##### Data provided
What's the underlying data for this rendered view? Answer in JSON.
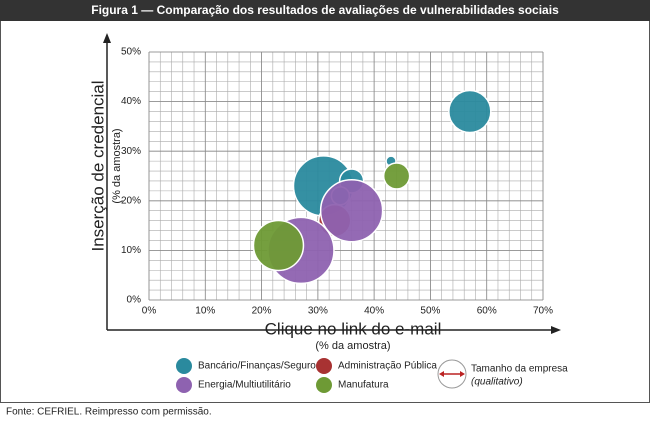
{
  "chart_data": {
    "type": "bubble",
    "title": "Figura 1 — Comparação dos resultados de avaliações de vulnerabilidades sociais",
    "x_label": "Clique no link do e-mail",
    "x_sublabel": "(% da amostra)",
    "y_label": "Inserção de credencial",
    "y_sublabel": "(% da amostra)",
    "xlim": [
      0,
      70
    ],
    "xticks": [
      {
        "value": 0,
        "label": "0%"
      },
      {
        "value": 10,
        "label": "10%"
      },
      {
        "value": 20,
        "label": "20%"
      },
      {
        "value": 30,
        "label": "30%"
      },
      {
        "value": 40,
        "label": "40%"
      },
      {
        "value": 50,
        "label": "50%"
      },
      {
        "value": 60,
        "label": "60%"
      },
      {
        "value": 70,
        "label": "70%"
      }
    ],
    "ylim": [
      0,
      50
    ],
    "yticks": [
      {
        "value": 0,
        "label": "0%"
      },
      {
        "value": 10,
        "label": "10%"
      },
      {
        "value": 20,
        "label": "20%"
      },
      {
        "value": 30,
        "label": "30%"
      },
      {
        "value": 40,
        "label": "40%"
      },
      {
        "value": 50,
        "label": "50%"
      }
    ],
    "grid": true,
    "grid_minor_step": 2,
    "series": [
      {
        "name": "Bancário/Finanças/Seguros",
        "color": "#2a8a9e",
        "x": [
          57,
          31,
          36,
          34,
          43
        ],
        "values": [
          38,
          23,
          24,
          21,
          28
        ],
        "sizes": [
          21,
          30,
          12,
          9,
          5
        ]
      },
      {
        "name": "Administração Pública",
        "color": "#a83232",
        "x": [
          33
        ],
        "values": [
          16
        ],
        "sizes": [
          16
        ]
      },
      {
        "name": "Energia/Multiutilitário",
        "color": "#8e62b0",
        "x": [
          27,
          36
        ],
        "values": [
          10,
          18
        ],
        "sizes": [
          33,
          31
        ]
      },
      {
        "name": "Manufatura",
        "color": "#6e9a35",
        "x": [
          23,
          44
        ],
        "values": [
          11,
          25
        ],
        "sizes": [
          25,
          13
        ]
      }
    ],
    "size_legend": {
      "label": "Tamanho da empresa",
      "note": "(qualitativo)"
    },
    "source": "Fonte:  CEFRIEL. Reimpresso com permissão."
  }
}
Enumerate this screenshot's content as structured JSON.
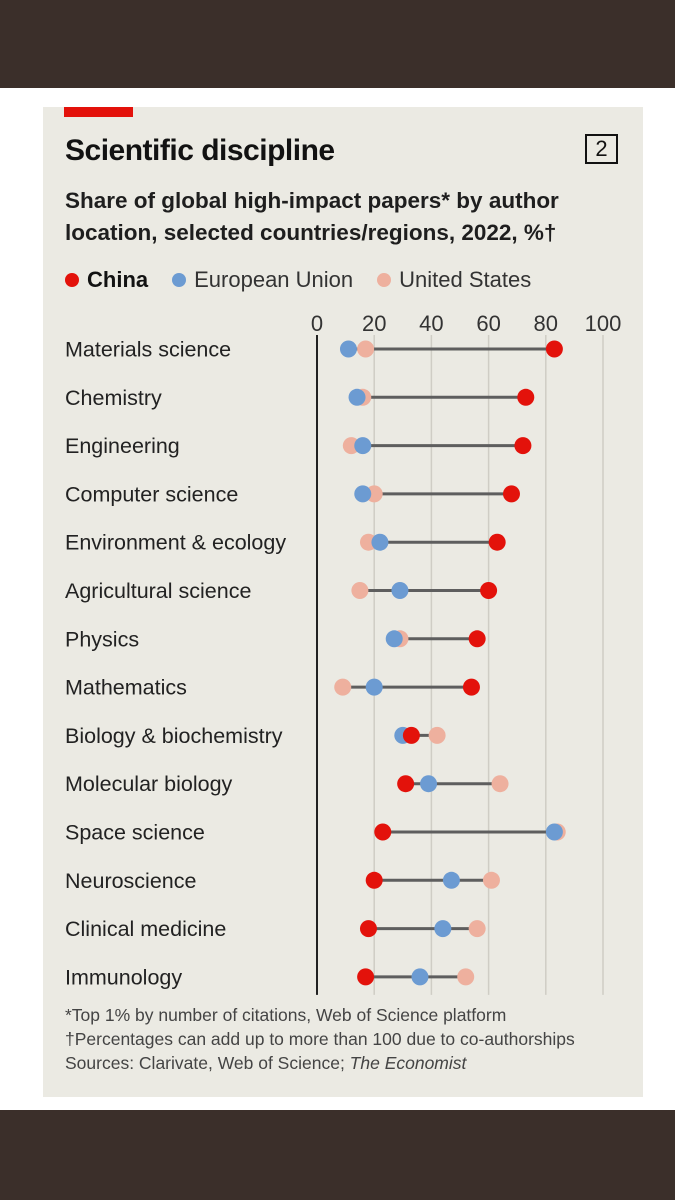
{
  "chart_data": {
    "type": "dumbbell",
    "title": "Scientific discipline",
    "chart_number": "2",
    "subtitle": "Share of global high-impact papers* by author location, selected countries/regions, 2022, %†",
    "xlim": [
      0,
      100
    ],
    "x_ticks": [
      "0",
      "20",
      "40",
      "60",
      "80",
      "100"
    ],
    "tick_values": [
      0,
      20,
      40,
      60,
      80,
      100
    ],
    "colors": {
      "China": "#e3120b",
      "European Union": "#6c9bd2",
      "United States": "#eeb09e",
      "line": "#5e5e5e",
      "grid": "#cfcdc5"
    },
    "series": [
      {
        "name": "China",
        "key": "china"
      },
      {
        "name": "European Union",
        "key": "eu"
      },
      {
        "name": "United States",
        "key": "us"
      }
    ],
    "categories": [
      {
        "label": "Materials science",
        "china": 83,
        "eu": 11,
        "us": 17
      },
      {
        "label": "Chemistry",
        "china": 73,
        "eu": 14,
        "us": 16
      },
      {
        "label": "Engineering",
        "china": 72,
        "eu": 16,
        "us": 12
      },
      {
        "label": "Computer science",
        "china": 68,
        "eu": 16,
        "us": 20
      },
      {
        "label": "Environment & ecology",
        "china": 63,
        "eu": 22,
        "us": 18
      },
      {
        "label": "Agricultural science",
        "china": 60,
        "eu": 29,
        "us": 15
      },
      {
        "label": "Physics",
        "china": 56,
        "eu": 27,
        "us": 29
      },
      {
        "label": "Mathematics",
        "china": 54,
        "eu": 20,
        "us": 9
      },
      {
        "label": "Biology & biochemistry",
        "china": 33,
        "eu": 30,
        "us": 42
      },
      {
        "label": "Molecular biology",
        "china": 31,
        "eu": 39,
        "us": 64
      },
      {
        "label": "Space science",
        "china": 23,
        "eu": 83,
        "us": 84
      },
      {
        "label": "Neuroscience",
        "china": 20,
        "eu": 47,
        "us": 61
      },
      {
        "label": "Clinical medicine",
        "china": 18,
        "eu": 44,
        "us": 56
      },
      {
        "label": "Immunology",
        "china": 17,
        "eu": 36,
        "us": 52
      }
    ]
  },
  "notes": {
    "line1": "*Top 1% by number of citations, Web of Science platform",
    "line2": "†Percentages can add up to more than 100 due to co-authorships",
    "line3_a": "Sources: Clarivate, Web of Science; ",
    "line3_b": "The Economist"
  }
}
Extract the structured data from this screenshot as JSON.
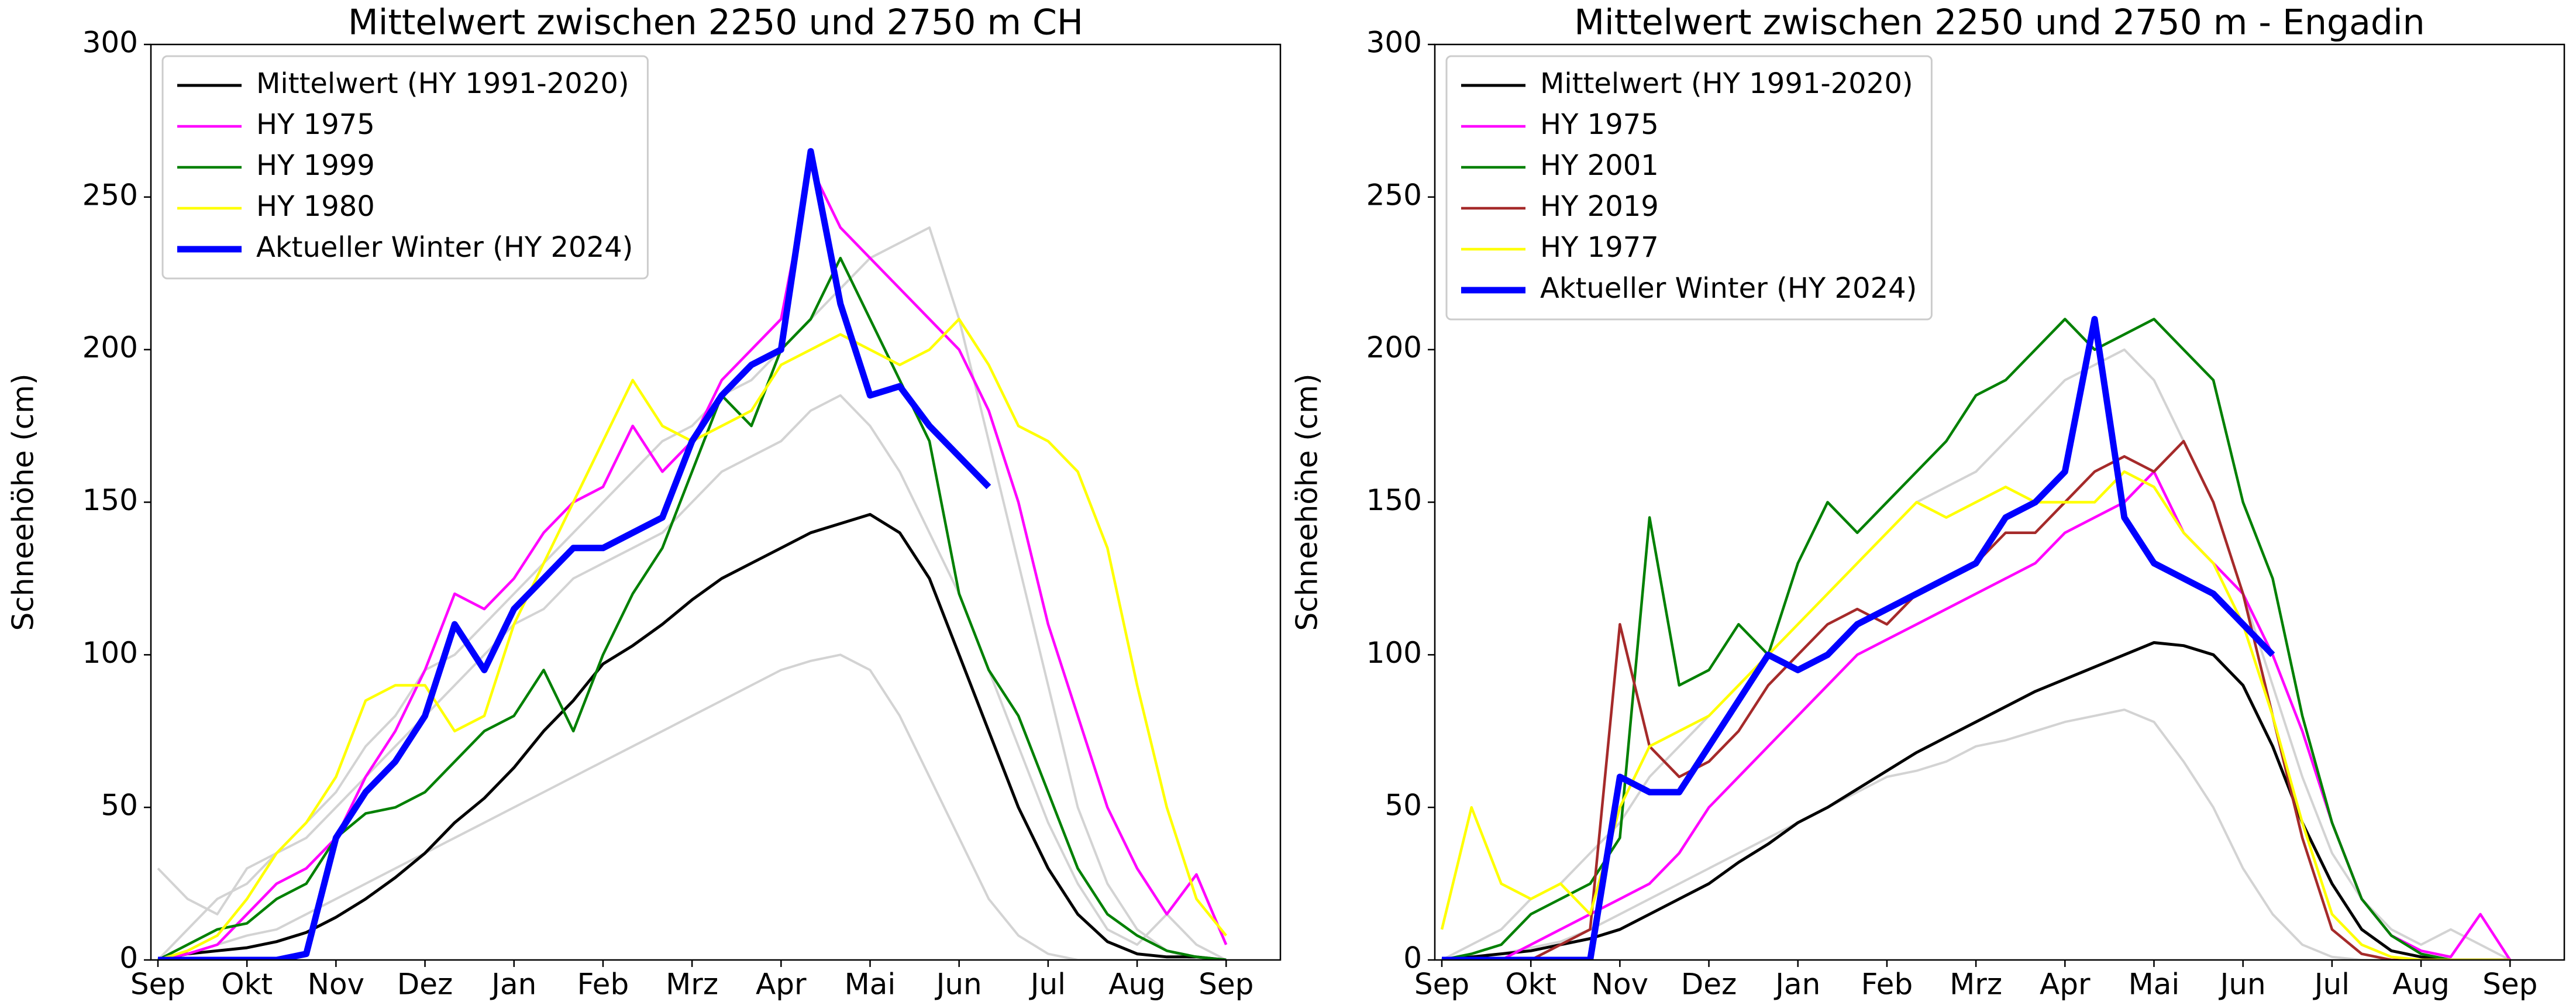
{
  "chart_data": [
    {
      "type": "line",
      "title": "Mittelwert zwischen 2250 und 2750 m  CH",
      "y_label": "Schneehöhe (cm)",
      "categories": [
        "Sep",
        null,
        null,
        "Okt",
        null,
        null,
        "Nov",
        null,
        null,
        "Dez",
        null,
        null,
        "Jan",
        null,
        null,
        "Feb",
        null,
        null,
        "Mrz",
        null,
        null,
        "Apr",
        null,
        null,
        "Mai",
        null,
        null,
        "Jun",
        null,
        null,
        "Jul",
        null,
        null,
        "Aug",
        null,
        null,
        "Sep"
      ],
      "ylim": [
        0,
        300
      ],
      "yticks": [
        0,
        50,
        100,
        150,
        200,
        250,
        300
      ],
      "grid": false,
      "legend": "upper left",
      "series": [
        {
          "color": "#d3d3d3",
          "values": [
            0,
            10,
            20,
            25,
            35,
            45,
            55,
            70,
            80,
            95,
            100,
            110,
            120,
            130,
            140,
            150,
            160,
            170,
            175,
            185,
            190,
            200,
            210,
            220,
            230,
            235,
            240,
            210,
            170,
            130,
            90,
            50,
            25,
            10,
            3,
            0,
            0
          ]
        },
        {
          "color": "#d3d3d3",
          "values": [
            0,
            2,
            5,
            8,
            10,
            15,
            20,
            25,
            30,
            35,
            40,
            45,
            50,
            55,
            60,
            65,
            70,
            75,
            80,
            85,
            90,
            95,
            98,
            100,
            95,
            80,
            60,
            40,
            20,
            8,
            2,
            0,
            0,
            0,
            0,
            0,
            0
          ]
        },
        {
          "color": "#d3d3d3",
          "values": [
            30,
            20,
            15,
            30,
            35,
            40,
            50,
            60,
            70,
            80,
            90,
            100,
            110,
            115,
            125,
            130,
            135,
            140,
            150,
            160,
            165,
            170,
            180,
            185,
            175,
            160,
            140,
            120,
            95,
            70,
            45,
            25,
            10,
            5,
            15,
            5,
            0
          ]
        },
        {
          "name": "Mittelwert (HY 1991-2020)",
          "color": "#000000",
          "width": 5,
          "values": [
            0,
            2,
            3,
            4,
            6,
            9,
            14,
            20,
            27,
            35,
            45,
            53,
            63,
            75,
            85,
            97,
            103,
            110,
            118,
            125,
            130,
            135,
            140,
            143,
            146,
            140,
            125,
            100,
            75,
            50,
            30,
            15,
            6,
            2,
            1,
            1,
            0
          ]
        },
        {
          "name": "HY 1975",
          "color": "#ff00ff",
          "width": 4.5,
          "values": [
            0,
            2,
            5,
            15,
            25,
            30,
            40,
            60,
            75,
            95,
            120,
            115,
            125,
            140,
            150,
            155,
            175,
            160,
            170,
            190,
            200,
            210,
            260,
            240,
            230,
            220,
            210,
            200,
            180,
            150,
            110,
            80,
            50,
            30,
            15,
            28,
            5
          ]
        },
        {
          "name": "HY 1999",
          "color": "#008000",
          "width": 4.5,
          "values": [
            0,
            5,
            10,
            12,
            20,
            25,
            40,
            48,
            50,
            55,
            65,
            75,
            80,
            95,
            75,
            100,
            120,
            135,
            160,
            185,
            175,
            200,
            210,
            230,
            210,
            190,
            170,
            120,
            95,
            80,
            55,
            30,
            15,
            8,
            3,
            1,
            0
          ]
        },
        {
          "name": "HY 1980",
          "color": "#ffff00",
          "width": 4.5,
          "values": [
            0,
            3,
            8,
            20,
            35,
            45,
            60,
            85,
            90,
            90,
            75,
            80,
            110,
            130,
            150,
            170,
            190,
            175,
            170,
            175,
            180,
            195,
            200,
            205,
            200,
            195,
            200,
            210,
            195,
            175,
            170,
            160,
            135,
            90,
            50,
            20,
            8
          ]
        },
        {
          "name": "Aktueller Winter (HY 2024)",
          "color": "#0000ff",
          "width": 11,
          "values": [
            0,
            0,
            0,
            0,
            0,
            2,
            40,
            55,
            65,
            80,
            110,
            95,
            115,
            125,
            135,
            135,
            140,
            145,
            170,
            185,
            195,
            200,
            265,
            215,
            185,
            188,
            175,
            165,
            155,
            null,
            null,
            null,
            null,
            null,
            null,
            null,
            null
          ]
        }
      ]
    },
    {
      "type": "line",
      "title": "Mittelwert zwischen 2250 und 2750 m - Engadin",
      "y_label": "Schneehöhe (cm)",
      "categories": [
        "Sep",
        null,
        null,
        "Okt",
        null,
        null,
        "Nov",
        null,
        null,
        "Dez",
        null,
        null,
        "Jan",
        null,
        null,
        "Feb",
        null,
        null,
        "Mrz",
        null,
        null,
        "Apr",
        null,
        null,
        "Mai",
        null,
        null,
        "Jun",
        null,
        null,
        "Jul",
        null,
        null,
        "Aug",
        null,
        null,
        "Sep"
      ],
      "ylim": [
        0,
        300
      ],
      "yticks": [
        0,
        50,
        100,
        150,
        200,
        250,
        300
      ],
      "grid": false,
      "legend": "upper left",
      "series": [
        {
          "color": "#d3d3d3",
          "values": [
            0,
            5,
            10,
            20,
            25,
            35,
            45,
            60,
            70,
            80,
            90,
            100,
            110,
            120,
            130,
            140,
            150,
            155,
            160,
            170,
            180,
            190,
            195,
            200,
            190,
            170,
            150,
            120,
            90,
            60,
            35,
            20,
            10,
            5,
            10,
            5,
            0
          ]
        },
        {
          "color": "#d3d3d3",
          "values": [
            0,
            1,
            2,
            4,
            6,
            10,
            15,
            20,
            25,
            30,
            35,
            40,
            45,
            50,
            55,
            60,
            62,
            65,
            70,
            72,
            75,
            78,
            80,
            82,
            78,
            65,
            50,
            30,
            15,
            5,
            1,
            0,
            0,
            0,
            0,
            0,
            0
          ]
        },
        {
          "name": "Mittelwert (HY 1991-2020)",
          "color": "#000000",
          "width": 5,
          "values": [
            0,
            1,
            2,
            3,
            5,
            7,
            10,
            15,
            20,
            25,
            32,
            38,
            45,
            50,
            56,
            62,
            68,
            73,
            78,
            83,
            88,
            92,
            96,
            100,
            104,
            103,
            100,
            90,
            70,
            45,
            25,
            10,
            3,
            1,
            0,
            0,
            0
          ]
        },
        {
          "name": "HY 1975",
          "color": "#ff00ff",
          "width": 4.5,
          "values": [
            0,
            0,
            0,
            5,
            10,
            15,
            20,
            25,
            35,
            50,
            60,
            70,
            80,
            90,
            100,
            105,
            110,
            115,
            120,
            125,
            130,
            140,
            145,
            150,
            160,
            140,
            130,
            120,
            100,
            75,
            45,
            20,
            8,
            3,
            1,
            15,
            0
          ]
        },
        {
          "name": "HY 2001",
          "color": "#008000",
          "width": 4.5,
          "values": [
            0,
            2,
            5,
            15,
            20,
            25,
            40,
            145,
            90,
            95,
            110,
            100,
            130,
            150,
            140,
            150,
            160,
            170,
            185,
            190,
            200,
            210,
            200,
            205,
            210,
            200,
            190,
            150,
            125,
            80,
            45,
            20,
            8,
            2,
            0,
            0,
            0
          ]
        },
        {
          "name": "HY 2019",
          "color": "#a52a2a",
          "width": 4.5,
          "values": [
            0,
            0,
            0,
            0,
            5,
            10,
            110,
            70,
            60,
            65,
            75,
            90,
            100,
            110,
            115,
            110,
            120,
            125,
            130,
            140,
            140,
            150,
            160,
            165,
            160,
            170,
            150,
            120,
            80,
            40,
            10,
            2,
            0,
            0,
            0,
            0,
            0
          ]
        },
        {
          "name": "HY 1977",
          "color": "#ffff00",
          "width": 4.5,
          "values": [
            10,
            50,
            25,
            20,
            25,
            15,
            50,
            70,
            75,
            80,
            90,
            100,
            110,
            120,
            130,
            140,
            150,
            145,
            150,
            155,
            150,
            150,
            150,
            160,
            155,
            140,
            130,
            110,
            80,
            45,
            15,
            5,
            1,
            0,
            0,
            0,
            0
          ]
        },
        {
          "name": "Aktueller Winter (HY 2024)",
          "color": "#0000ff",
          "width": 11,
          "values": [
            0,
            0,
            0,
            0,
            0,
            0,
            60,
            55,
            55,
            70,
            85,
            100,
            95,
            100,
            110,
            115,
            120,
            125,
            130,
            145,
            150,
            160,
            210,
            145,
            130,
            125,
            120,
            110,
            100,
            null,
            null,
            null,
            null,
            null,
            null,
            null,
            null
          ]
        }
      ]
    }
  ]
}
##########
#### Short task
Search the records for the word "amostra" and copy every line where it occurs.

#### Output of the exercise
    "x_sublabel": "(% da amostra)",
    "y_sublabel": "(% da amostra)",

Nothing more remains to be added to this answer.